YOUR INSTRUCTIONS: Copy out all the records, word for word.

STORED RECORDS:
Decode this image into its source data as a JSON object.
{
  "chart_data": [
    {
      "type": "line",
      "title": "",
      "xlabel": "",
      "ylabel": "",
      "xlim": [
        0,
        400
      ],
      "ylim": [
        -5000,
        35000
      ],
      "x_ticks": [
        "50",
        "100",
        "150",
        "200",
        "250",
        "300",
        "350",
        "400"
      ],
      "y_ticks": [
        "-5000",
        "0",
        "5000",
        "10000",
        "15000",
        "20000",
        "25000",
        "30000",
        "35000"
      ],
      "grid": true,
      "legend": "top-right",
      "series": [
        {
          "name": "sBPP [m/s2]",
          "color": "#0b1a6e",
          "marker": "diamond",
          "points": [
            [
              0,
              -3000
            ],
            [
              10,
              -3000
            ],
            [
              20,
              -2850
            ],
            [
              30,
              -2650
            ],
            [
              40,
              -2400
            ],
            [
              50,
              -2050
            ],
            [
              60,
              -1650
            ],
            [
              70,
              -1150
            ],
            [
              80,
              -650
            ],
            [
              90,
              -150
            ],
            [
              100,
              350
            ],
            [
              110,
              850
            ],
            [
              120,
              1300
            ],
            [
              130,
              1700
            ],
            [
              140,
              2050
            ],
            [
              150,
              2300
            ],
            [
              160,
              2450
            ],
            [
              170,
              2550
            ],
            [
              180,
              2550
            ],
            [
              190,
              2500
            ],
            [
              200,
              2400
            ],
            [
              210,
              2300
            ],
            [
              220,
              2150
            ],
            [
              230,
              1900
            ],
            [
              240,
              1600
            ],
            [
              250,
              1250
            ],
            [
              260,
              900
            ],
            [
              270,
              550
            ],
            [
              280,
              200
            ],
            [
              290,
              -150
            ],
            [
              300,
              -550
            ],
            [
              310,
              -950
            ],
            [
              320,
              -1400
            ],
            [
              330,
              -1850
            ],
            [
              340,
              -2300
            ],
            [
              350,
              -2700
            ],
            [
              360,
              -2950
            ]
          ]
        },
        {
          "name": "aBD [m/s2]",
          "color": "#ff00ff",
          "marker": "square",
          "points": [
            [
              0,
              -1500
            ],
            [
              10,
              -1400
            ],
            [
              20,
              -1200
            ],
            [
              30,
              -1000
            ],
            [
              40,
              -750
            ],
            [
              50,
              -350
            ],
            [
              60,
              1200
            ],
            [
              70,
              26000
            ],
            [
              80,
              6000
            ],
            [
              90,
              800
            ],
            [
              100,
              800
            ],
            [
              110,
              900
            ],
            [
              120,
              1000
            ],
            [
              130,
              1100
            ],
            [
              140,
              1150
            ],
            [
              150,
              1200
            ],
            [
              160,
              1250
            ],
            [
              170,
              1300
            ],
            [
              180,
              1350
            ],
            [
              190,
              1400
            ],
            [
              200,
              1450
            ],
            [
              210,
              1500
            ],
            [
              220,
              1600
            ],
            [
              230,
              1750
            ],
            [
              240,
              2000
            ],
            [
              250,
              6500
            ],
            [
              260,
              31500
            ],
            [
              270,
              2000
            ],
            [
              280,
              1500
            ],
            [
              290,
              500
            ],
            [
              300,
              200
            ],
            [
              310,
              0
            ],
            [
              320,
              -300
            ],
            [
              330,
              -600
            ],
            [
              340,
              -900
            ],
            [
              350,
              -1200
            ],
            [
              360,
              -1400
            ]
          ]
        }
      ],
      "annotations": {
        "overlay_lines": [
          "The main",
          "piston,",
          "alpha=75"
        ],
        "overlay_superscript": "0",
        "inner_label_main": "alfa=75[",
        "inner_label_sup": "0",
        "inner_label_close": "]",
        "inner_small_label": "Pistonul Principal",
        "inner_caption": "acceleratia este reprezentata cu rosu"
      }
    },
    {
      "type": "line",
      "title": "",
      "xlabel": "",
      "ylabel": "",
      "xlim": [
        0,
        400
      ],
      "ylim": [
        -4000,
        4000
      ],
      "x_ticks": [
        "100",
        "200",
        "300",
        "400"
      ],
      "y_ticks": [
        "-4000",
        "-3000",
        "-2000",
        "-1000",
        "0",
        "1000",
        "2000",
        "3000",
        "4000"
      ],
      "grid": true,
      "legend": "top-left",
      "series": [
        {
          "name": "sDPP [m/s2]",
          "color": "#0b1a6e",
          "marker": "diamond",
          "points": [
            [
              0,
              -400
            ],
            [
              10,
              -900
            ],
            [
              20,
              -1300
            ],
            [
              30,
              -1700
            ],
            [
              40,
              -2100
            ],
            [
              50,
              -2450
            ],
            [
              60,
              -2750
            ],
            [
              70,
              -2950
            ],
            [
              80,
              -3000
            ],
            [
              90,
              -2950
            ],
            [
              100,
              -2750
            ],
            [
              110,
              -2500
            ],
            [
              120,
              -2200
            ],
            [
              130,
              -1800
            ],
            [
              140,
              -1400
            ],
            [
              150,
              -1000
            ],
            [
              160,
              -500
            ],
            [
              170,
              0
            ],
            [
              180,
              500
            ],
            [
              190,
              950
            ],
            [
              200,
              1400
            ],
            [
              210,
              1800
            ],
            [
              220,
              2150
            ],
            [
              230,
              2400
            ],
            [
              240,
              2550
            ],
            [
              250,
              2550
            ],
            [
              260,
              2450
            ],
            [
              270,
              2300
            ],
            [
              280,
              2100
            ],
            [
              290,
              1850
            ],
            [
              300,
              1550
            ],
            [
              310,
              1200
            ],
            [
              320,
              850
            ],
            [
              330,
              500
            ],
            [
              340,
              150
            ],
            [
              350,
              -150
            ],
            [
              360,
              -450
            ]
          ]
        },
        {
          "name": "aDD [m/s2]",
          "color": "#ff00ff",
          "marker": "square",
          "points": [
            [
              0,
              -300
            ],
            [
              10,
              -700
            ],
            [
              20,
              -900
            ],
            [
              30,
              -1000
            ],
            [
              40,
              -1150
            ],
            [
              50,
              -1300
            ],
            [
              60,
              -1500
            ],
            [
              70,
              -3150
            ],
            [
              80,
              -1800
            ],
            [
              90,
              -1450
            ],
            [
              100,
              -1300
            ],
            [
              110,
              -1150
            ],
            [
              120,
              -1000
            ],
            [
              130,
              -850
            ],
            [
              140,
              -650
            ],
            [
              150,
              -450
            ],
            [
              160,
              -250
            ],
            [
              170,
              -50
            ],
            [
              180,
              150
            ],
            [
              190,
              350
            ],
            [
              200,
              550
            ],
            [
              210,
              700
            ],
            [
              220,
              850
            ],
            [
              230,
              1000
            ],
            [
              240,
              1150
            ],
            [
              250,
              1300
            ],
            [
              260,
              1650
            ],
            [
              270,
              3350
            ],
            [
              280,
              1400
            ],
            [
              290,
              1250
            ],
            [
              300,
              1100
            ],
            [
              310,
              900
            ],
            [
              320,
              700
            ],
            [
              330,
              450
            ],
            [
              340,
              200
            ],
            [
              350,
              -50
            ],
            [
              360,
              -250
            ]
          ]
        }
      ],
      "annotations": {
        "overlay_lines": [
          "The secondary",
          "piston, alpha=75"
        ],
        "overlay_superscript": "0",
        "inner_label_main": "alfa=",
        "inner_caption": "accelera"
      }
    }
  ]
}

RESPONSE TO THE EXERCISE:
Decode this image into its source data as a JSON object.
{
  "chart_data": [
    {
      "type": "line",
      "title": "",
      "xlabel": "",
      "ylabel": "",
      "xlim": [
        0,
        400
      ],
      "ylim": [
        -5000,
        35000
      ],
      "x_ticks": [
        "50",
        "100",
        "150",
        "200",
        "250",
        "300",
        "350",
        "400"
      ],
      "y_ticks": [
        "-5000",
        "0",
        "5000",
        "10000",
        "15000",
        "20000",
        "25000",
        "30000",
        "35000"
      ],
      "grid": true,
      "legend": "top-right",
      "series": [
        {
          "name": "sBPP [m/s2]",
          "color": "#0b1a6e",
          "marker": "diamond",
          "points": [
            [
              0,
              -3000
            ],
            [
              10,
              -3000
            ],
            [
              20,
              -2850
            ],
            [
              30,
              -2650
            ],
            [
              40,
              -2400
            ],
            [
              50,
              -2050
            ],
            [
              60,
              -1650
            ],
            [
              70,
              -1150
            ],
            [
              80,
              -650
            ],
            [
              90,
              -150
            ],
            [
              100,
              350
            ],
            [
              110,
              850
            ],
            [
              120,
              1300
            ],
            [
              130,
              1700
            ],
            [
              140,
              2050
            ],
            [
              150,
              2300
            ],
            [
              160,
              2450
            ],
            [
              170,
              2550
            ],
            [
              180,
              2550
            ],
            [
              190,
              2500
            ],
            [
              200,
              2400
            ],
            [
              210,
              2300
            ],
            [
              220,
              2150
            ],
            [
              230,
              1900
            ],
            [
              240,
              1600
            ],
            [
              250,
              1250
            ],
            [
              260,
              900
            ],
            [
              270,
              550
            ],
            [
              280,
              200
            ],
            [
              290,
              -150
            ],
            [
              300,
              -550
            ],
            [
              310,
              -950
            ],
            [
              320,
              -1400
            ],
            [
              330,
              -1850
            ],
            [
              340,
              -2300
            ],
            [
              350,
              -2700
            ],
            [
              360,
              -2950
            ]
          ]
        },
        {
          "name": "aBD [m/s2]",
          "color": "#ff00ff",
          "marker": "square",
          "points": [
            [
              0,
              -1500
            ],
            [
              10,
              -1400
            ],
            [
              20,
              -1200
            ],
            [
              30,
              -1000
            ],
            [
              40,
              -750
            ],
            [
              50,
              -350
            ],
            [
              60,
              1200
            ],
            [
              70,
              26000
            ],
            [
              80,
              6000
            ],
            [
              90,
              800
            ],
            [
              100,
              800
            ],
            [
              110,
              900
            ],
            [
              120,
              1000
            ],
            [
              130,
              1100
            ],
            [
              140,
              1150
            ],
            [
              150,
              1200
            ],
            [
              160,
              1250
            ],
            [
              170,
              1300
            ],
            [
              180,
              1350
            ],
            [
              190,
              1400
            ],
            [
              200,
              1450
            ],
            [
              210,
              1500
            ],
            [
              220,
              1600
            ],
            [
              230,
              1750
            ],
            [
              240,
              2000
            ],
            [
              250,
              6500
            ],
            [
              260,
              31500
            ],
            [
              270,
              2000
            ],
            [
              280,
              1500
            ],
            [
              290,
              500
            ],
            [
              300,
              200
            ],
            [
              310,
              0
            ],
            [
              320,
              -300
            ],
            [
              330,
              -600
            ],
            [
              340,
              -900
            ],
            [
              350,
              -1200
            ],
            [
              360,
              -1400
            ]
          ]
        }
      ],
      "annotations": {
        "overlay_lines": [
          "The main",
          "piston,",
          "alpha=75"
        ],
        "overlay_superscript": "0",
        "inner_label_main": "alfa=75[",
        "inner_label_sup": "0",
        "inner_label_close": "]",
        "inner_small_label": "Pistonul Principal",
        "inner_caption": "acceleratia este reprezentata cu rosu"
      }
    },
    {
      "type": "line",
      "title": "",
      "xlabel": "",
      "ylabel": "",
      "xlim": [
        0,
        400
      ],
      "ylim": [
        -4000,
        4000
      ],
      "x_ticks": [
        "100",
        "200",
        "300",
        "400"
      ],
      "y_ticks": [
        "-4000",
        "-3000",
        "-2000",
        "-1000",
        "0",
        "1000",
        "2000",
        "3000",
        "4000"
      ],
      "grid": true,
      "legend": "top-left",
      "series": [
        {
          "name": "sDPP [m/s2]",
          "color": "#0b1a6e",
          "marker": "diamond",
          "points": [
            [
              0,
              -400
            ],
            [
              10,
              -900
            ],
            [
              20,
              -1300
            ],
            [
              30,
              -1700
            ],
            [
              40,
              -2100
            ],
            [
              50,
              -2450
            ],
            [
              60,
              -2750
            ],
            [
              70,
              -2950
            ],
            [
              80,
              -3000
            ],
            [
              90,
              -2950
            ],
            [
              100,
              -2750
            ],
            [
              110,
              -2500
            ],
            [
              120,
              -2200
            ],
            [
              130,
              -1800
            ],
            [
              140,
              -1400
            ],
            [
              150,
              -1000
            ],
            [
              160,
              -500
            ],
            [
              170,
              0
            ],
            [
              180,
              500
            ],
            [
              190,
              950
            ],
            [
              200,
              1400
            ],
            [
              210,
              1800
            ],
            [
              220,
              2150
            ],
            [
              230,
              2400
            ],
            [
              240,
              2550
            ],
            [
              250,
              2550
            ],
            [
              260,
              2450
            ],
            [
              270,
              2300
            ],
            [
              280,
              2100
            ],
            [
              290,
              1850
            ],
            [
              300,
              1550
            ],
            [
              310,
              1200
            ],
            [
              320,
              850
            ],
            [
              330,
              500
            ],
            [
              340,
              150
            ],
            [
              350,
              -150
            ],
            [
              360,
              -450
            ]
          ]
        },
        {
          "name": "aDD [m/s2]",
          "color": "#ff00ff",
          "marker": "square",
          "points": [
            [
              0,
              -300
            ],
            [
              10,
              -700
            ],
            [
              20,
              -900
            ],
            [
              30,
              -1000
            ],
            [
              40,
              -1150
            ],
            [
              50,
              -1300
            ],
            [
              60,
              -1500
            ],
            [
              70,
              -3150
            ],
            [
              80,
              -1800
            ],
            [
              90,
              -1450
            ],
            [
              100,
              -1300
            ],
            [
              110,
              -1150
            ],
            [
              120,
              -1000
            ],
            [
              130,
              -850
            ],
            [
              140,
              -650
            ],
            [
              150,
              -450
            ],
            [
              160,
              -250
            ],
            [
              170,
              -50
            ],
            [
              180,
              150
            ],
            [
              190,
              350
            ],
            [
              200,
              550
            ],
            [
              210,
              700
            ],
            [
              220,
              850
            ],
            [
              230,
              1000
            ],
            [
              240,
              1150
            ],
            [
              250,
              1300
            ],
            [
              260,
              1650
            ],
            [
              270,
              3350
            ],
            [
              280,
              1400
            ],
            [
              290,
              1250
            ],
            [
              300,
              1100
            ],
            [
              310,
              900
            ],
            [
              320,
              700
            ],
            [
              330,
              450
            ],
            [
              340,
              200
            ],
            [
              350,
              -50
            ],
            [
              360,
              -250
            ]
          ]
        }
      ],
      "annotations": {
        "overlay_lines": [
          "The secondary",
          "piston, alpha=75"
        ],
        "overlay_superscript": "0",
        "inner_label_main": "alfa=",
        "inner_caption": "accelera"
      }
    }
  ]
}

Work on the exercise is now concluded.